▸ The problem: Restate each of the lines given below, word for word.

(Records from a dataset)
▼▼▼

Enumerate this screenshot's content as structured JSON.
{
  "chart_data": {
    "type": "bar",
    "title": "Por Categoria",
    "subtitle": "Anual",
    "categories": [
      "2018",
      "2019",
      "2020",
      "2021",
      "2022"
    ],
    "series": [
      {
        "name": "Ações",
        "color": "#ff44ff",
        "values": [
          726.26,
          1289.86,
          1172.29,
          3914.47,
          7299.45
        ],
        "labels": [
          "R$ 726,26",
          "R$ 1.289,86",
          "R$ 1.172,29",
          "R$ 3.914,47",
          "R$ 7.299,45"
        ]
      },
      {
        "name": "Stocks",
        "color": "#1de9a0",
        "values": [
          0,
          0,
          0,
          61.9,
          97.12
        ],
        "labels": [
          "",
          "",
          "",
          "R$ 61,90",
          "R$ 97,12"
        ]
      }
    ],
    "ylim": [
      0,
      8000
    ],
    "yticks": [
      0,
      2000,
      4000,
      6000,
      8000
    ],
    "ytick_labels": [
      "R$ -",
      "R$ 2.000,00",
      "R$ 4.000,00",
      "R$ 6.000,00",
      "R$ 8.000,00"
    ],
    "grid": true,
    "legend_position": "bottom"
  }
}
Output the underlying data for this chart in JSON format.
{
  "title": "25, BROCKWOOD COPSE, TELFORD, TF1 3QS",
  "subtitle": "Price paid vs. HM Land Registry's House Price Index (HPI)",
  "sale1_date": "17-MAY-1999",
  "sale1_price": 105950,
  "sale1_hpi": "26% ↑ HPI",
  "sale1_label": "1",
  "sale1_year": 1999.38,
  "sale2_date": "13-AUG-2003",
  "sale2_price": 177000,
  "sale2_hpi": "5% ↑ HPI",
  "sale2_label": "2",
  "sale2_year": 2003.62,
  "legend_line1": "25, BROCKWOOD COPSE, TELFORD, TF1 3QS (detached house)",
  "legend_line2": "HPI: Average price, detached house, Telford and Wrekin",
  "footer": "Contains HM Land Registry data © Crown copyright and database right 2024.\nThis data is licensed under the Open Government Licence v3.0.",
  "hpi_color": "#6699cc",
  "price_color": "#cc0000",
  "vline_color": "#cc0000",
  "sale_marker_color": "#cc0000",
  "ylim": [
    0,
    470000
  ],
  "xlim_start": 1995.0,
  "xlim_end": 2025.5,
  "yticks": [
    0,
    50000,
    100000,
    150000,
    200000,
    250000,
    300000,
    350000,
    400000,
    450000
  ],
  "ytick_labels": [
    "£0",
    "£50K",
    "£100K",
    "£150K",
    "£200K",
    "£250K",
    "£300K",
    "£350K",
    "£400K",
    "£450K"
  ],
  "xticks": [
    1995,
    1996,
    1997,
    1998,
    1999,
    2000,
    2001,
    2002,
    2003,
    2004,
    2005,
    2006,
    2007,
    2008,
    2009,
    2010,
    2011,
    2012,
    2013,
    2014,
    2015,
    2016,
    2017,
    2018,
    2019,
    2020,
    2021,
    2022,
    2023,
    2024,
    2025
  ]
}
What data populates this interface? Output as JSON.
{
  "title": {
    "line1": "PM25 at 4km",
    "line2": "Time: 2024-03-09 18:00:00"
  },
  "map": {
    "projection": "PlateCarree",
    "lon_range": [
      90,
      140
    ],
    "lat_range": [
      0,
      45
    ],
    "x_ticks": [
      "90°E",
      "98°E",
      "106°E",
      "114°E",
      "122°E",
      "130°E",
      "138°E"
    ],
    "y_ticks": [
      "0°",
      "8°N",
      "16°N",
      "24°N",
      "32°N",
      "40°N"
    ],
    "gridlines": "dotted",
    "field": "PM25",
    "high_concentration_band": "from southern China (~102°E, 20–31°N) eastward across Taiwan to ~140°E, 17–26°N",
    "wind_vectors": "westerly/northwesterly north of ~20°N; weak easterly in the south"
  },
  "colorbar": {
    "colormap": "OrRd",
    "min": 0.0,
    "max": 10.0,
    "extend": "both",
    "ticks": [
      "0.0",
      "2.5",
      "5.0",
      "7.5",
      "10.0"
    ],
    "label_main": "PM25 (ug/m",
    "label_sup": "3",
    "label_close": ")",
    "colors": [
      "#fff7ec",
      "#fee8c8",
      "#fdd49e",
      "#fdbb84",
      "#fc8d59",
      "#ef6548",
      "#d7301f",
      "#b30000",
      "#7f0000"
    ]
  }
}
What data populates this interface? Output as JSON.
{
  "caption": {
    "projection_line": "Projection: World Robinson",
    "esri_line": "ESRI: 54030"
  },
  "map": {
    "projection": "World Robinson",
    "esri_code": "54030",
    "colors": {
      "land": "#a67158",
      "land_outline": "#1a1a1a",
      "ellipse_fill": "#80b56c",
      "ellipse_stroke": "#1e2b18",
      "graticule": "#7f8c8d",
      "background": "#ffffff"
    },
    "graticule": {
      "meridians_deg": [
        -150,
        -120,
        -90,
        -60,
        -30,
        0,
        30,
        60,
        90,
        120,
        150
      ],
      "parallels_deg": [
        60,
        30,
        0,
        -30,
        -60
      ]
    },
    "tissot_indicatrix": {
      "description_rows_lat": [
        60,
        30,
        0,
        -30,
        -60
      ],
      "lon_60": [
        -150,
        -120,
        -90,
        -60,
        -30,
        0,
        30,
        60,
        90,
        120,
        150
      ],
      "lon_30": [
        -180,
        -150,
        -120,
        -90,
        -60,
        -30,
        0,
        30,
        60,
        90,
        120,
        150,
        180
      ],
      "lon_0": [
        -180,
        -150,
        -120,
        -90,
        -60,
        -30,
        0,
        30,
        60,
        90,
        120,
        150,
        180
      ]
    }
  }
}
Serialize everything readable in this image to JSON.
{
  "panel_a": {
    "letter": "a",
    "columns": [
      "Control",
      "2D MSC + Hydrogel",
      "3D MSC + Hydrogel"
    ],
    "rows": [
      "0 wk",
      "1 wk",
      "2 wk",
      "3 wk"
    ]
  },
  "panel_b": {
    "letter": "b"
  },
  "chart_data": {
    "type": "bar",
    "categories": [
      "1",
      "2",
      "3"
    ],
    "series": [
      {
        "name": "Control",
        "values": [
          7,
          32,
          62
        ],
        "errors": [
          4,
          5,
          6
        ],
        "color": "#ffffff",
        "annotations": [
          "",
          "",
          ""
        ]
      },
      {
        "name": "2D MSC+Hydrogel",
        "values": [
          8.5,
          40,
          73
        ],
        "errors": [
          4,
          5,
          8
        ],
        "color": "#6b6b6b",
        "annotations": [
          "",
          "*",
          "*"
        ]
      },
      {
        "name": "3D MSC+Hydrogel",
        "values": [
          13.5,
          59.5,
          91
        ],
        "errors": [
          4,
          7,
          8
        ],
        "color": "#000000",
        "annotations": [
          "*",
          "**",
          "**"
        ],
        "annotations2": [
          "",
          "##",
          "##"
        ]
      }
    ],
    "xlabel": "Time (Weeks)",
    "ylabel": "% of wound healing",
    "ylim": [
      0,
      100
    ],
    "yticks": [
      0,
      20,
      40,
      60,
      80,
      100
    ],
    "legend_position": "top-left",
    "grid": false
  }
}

▲▲▲

▸ The response:
Enumerate this screenshot's content as structured JSON.
{
  "chart_data": {
    "type": "bar",
    "title": "Por Categoria",
    "subtitle": "Anual",
    "categories": [
      "2018",
      "2019",
      "2020",
      "2021",
      "2022"
    ],
    "series": [
      {
        "name": "Ações",
        "color": "#ff44ff",
        "values": [
          726.26,
          1289.86,
          1172.29,
          3914.47,
          7299.45
        ],
        "labels": [
          "R$ 726,26",
          "R$ 1.289,86",
          "R$ 1.172,29",
          "R$ 3.914,47",
          "R$ 7.299,45"
        ]
      },
      {
        "name": "Stocks",
        "color": "#1de9a0",
        "values": [
          0,
          0,
          0,
          61.9,
          97.12
        ],
        "labels": [
          "",
          "",
          "",
          "R$ 61,90",
          "R$ 97,12"
        ]
      }
    ],
    "ylim": [
      0,
      8000
    ],
    "yticks": [
      0,
      2000,
      4000,
      6000,
      8000
    ],
    "ytick_labels": [
      "R$ -",
      "R$ 2.000,00",
      "R$ 4.000,00",
      "R$ 6.000,00",
      "R$ 8.000,00"
    ],
    "grid": true,
    "legend_position": "bottom"
  }
}
Output the underlying data for this chart in JSON format.
{
  "title": "25, BROCKWOOD COPSE, TELFORD, TF1 3QS",
  "subtitle": "Price paid vs. HM Land Registry's House Price Index (HPI)",
  "sale1_date": "17-MAY-1999",
  "sale1_price": 105950,
  "sale1_hpi": "26% ↑ HPI",
  "sale1_label": "1",
  "sale1_year": 1999.38,
  "sale2_date": "13-AUG-2003",
  "sale2_price": 177000,
  "sale2_hpi": "5% ↑ HPI",
  "sale2_label": "2",
  "sale2_year": 2003.62,
  "legend_line1": "25, BROCKWOOD COPSE, TELFORD, TF1 3QS (detached house)",
  "legend_line2": "HPI: Average price, detached house, Telford and Wrekin",
  "footer": "Contains HM Land Registry data © Crown copyright and database right 2024.\nThis data is licensed under the Open Government Licence v3.0.",
  "hpi_color": "#6699cc",
  "price_color": "#cc0000",
  "vline_color": "#cc0000",
  "sale_marker_color": "#cc0000",
  "ylim": [
    0,
    470000
  ],
  "xlim_start": 1995.0,
  "xlim_end": 2025.5,
  "yticks": [
    0,
    50000,
    100000,
    150000,
    200000,
    250000,
    300000,
    350000,
    400000,
    450000
  ],
  "ytick_labels": [
    "£0",
    "£50K",
    "£100K",
    "£150K",
    "£200K",
    "£250K",
    "£300K",
    "£350K",
    "£400K",
    "£450K"
  ],
  "xticks": [
    1995,
    1996,
    1997,
    1998,
    1999,
    2000,
    2001,
    2002,
    2003,
    2004,
    2005,
    2006,
    2007,
    2008,
    2009,
    2010,
    2011,
    2012,
    2013,
    2014,
    2015,
    2016,
    2017,
    2018,
    2019,
    2020,
    2021,
    2022,
    2023,
    2024,
    2025
  ]
}
What data populates this interface? Output as JSON.
{
  "title": {
    "line1": "PM25 at 4km",
    "line2": "Time: 2024-03-09 18:00:00"
  },
  "map": {
    "projection": "PlateCarree",
    "lon_range": [
      90,
      140
    ],
    "lat_range": [
      0,
      45
    ],
    "x_ticks": [
      "90°E",
      "98°E",
      "106°E",
      "114°E",
      "122°E",
      "130°E",
      "138°E"
    ],
    "y_ticks": [
      "0°",
      "8°N",
      "16°N",
      "24°N",
      "32°N",
      "40°N"
    ],
    "gridlines": "dotted",
    "field": "PM25",
    "high_concentration_band": "from southern China (~102°E, 20–31°N) eastward across Taiwan to ~140°E, 17–26°N",
    "wind_vectors": "westerly/northwesterly north of ~20°N; weak easterly in the south"
  },
  "colorbar": {
    "colormap": "OrRd",
    "min": 0.0,
    "max": 10.0,
    "extend": "both",
    "ticks": [
      "0.0",
      "2.5",
      "5.0",
      "7.5",
      "10.0"
    ],
    "label_main": "PM25 (ug/m",
    "label_sup": "3",
    "label_close": ")",
    "colors": [
      "#fff7ec",
      "#fee8c8",
      "#fdd49e",
      "#fdbb84",
      "#fc8d59",
      "#ef6548",
      "#d7301f",
      "#b30000",
      "#7f0000"
    ]
  }
}
What data populates this interface? Output as JSON.
{
  "caption": {
    "projection_line": "Projection: World Robinson",
    "esri_line": "ESRI: 54030"
  },
  "map": {
    "projection": "World Robinson",
    "esri_code": "54030",
    "colors": {
      "land": "#a67158",
      "land_outline": "#1a1a1a",
      "ellipse_fill": "#80b56c",
      "ellipse_stroke": "#1e2b18",
      "graticule": "#7f8c8d",
      "background": "#ffffff"
    },
    "graticule": {
      "meridians_deg": [
        -150,
        -120,
        -90,
        -60,
        -30,
        0,
        30,
        60,
        90,
        120,
        150
      ],
      "parallels_deg": [
        60,
        30,
        0,
        -30,
        -60
      ]
    },
    "tissot_indicatrix": {
      "description_rows_lat": [
        60,
        30,
        0,
        -30,
        -60
      ],
      "lon_60": [
        -150,
        -120,
        -90,
        -60,
        -30,
        0,
        30,
        60,
        90,
        120,
        150
      ],
      "lon_30": [
        -180,
        -150,
        -120,
        -90,
        -60,
        -30,
        0,
        30,
        60,
        90,
        120,
        150,
        180
      ],
      "lon_0": [
        -180,
        -150,
        -120,
        -90,
        -60,
        -30,
        0,
        30,
        60,
        90,
        120,
        150,
        180
      ]
    }
  }
}
Serialize everything readable in this image to JSON.
{
  "panel_a": {
    "letter": "a",
    "columns": [
      "Control",
      "2D MSC + Hydrogel",
      "3D MSC + Hydrogel"
    ],
    "rows": [
      "0 wk",
      "1 wk",
      "2 wk",
      "3 wk"
    ]
  },
  "panel_b": {
    "letter": "b"
  },
  "chart_data": {
    "type": "bar",
    "categories": [
      "1",
      "2",
      "3"
    ],
    "series": [
      {
        "name": "Control",
        "values": [
          7,
          32,
          62
        ],
        "errors": [
          4,
          5,
          6
        ],
        "color": "#ffffff",
        "annotations": [
          "",
          "",
          ""
        ]
      },
      {
        "name": "2D MSC+Hydrogel",
        "values": [
          8.5,
          40,
          73
        ],
        "errors": [
          4,
          5,
          8
        ],
        "color": "#6b6b6b",
        "annotations": [
          "",
          "*",
          "*"
        ]
      },
      {
        "name": "3D MSC+Hydrogel",
        "values": [
          13.5,
          59.5,
          91
        ],
        "errors": [
          4,
          7,
          8
        ],
        "color": "#000000",
        "annotations": [
          "*",
          "**",
          "**"
        ],
        "annotations2": [
          "",
          "##",
          "##"
        ]
      }
    ],
    "xlabel": "Time (Weeks)",
    "ylabel": "% of wound healing",
    "ylim": [
      0,
      100
    ],
    "yticks": [
      0,
      20,
      40,
      60,
      80,
      100
    ],
    "legend_position": "top-left",
    "grid": false
  }
}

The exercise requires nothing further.